Aim of the task: Your task is to filter the data below down to the lines holding "Shoulder".

--- BEGIN Exercise data ---

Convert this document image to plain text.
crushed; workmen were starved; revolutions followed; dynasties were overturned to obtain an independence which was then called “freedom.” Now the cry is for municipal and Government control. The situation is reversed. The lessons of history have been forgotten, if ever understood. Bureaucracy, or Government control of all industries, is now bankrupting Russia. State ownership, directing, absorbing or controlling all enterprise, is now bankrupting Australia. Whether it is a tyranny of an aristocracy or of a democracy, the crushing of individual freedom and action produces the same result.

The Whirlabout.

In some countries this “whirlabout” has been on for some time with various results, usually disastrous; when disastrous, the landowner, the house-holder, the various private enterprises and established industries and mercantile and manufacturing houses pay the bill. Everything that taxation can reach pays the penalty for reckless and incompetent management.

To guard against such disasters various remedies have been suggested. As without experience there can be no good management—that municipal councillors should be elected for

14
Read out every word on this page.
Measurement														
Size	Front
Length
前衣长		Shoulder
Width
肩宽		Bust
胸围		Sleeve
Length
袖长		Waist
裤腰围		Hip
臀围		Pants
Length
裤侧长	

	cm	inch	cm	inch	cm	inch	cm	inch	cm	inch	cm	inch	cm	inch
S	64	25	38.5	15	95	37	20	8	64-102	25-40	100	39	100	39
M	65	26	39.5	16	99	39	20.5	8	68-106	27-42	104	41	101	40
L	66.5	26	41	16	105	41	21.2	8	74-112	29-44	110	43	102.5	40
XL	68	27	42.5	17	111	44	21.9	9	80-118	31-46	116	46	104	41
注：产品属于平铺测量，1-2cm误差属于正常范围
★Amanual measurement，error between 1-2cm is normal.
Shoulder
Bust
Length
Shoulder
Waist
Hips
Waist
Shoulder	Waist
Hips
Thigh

--- END Exercise data ---

Expected output:
前衣长		Shoulder
Shoulder
Shoulder
Shoulder	Waist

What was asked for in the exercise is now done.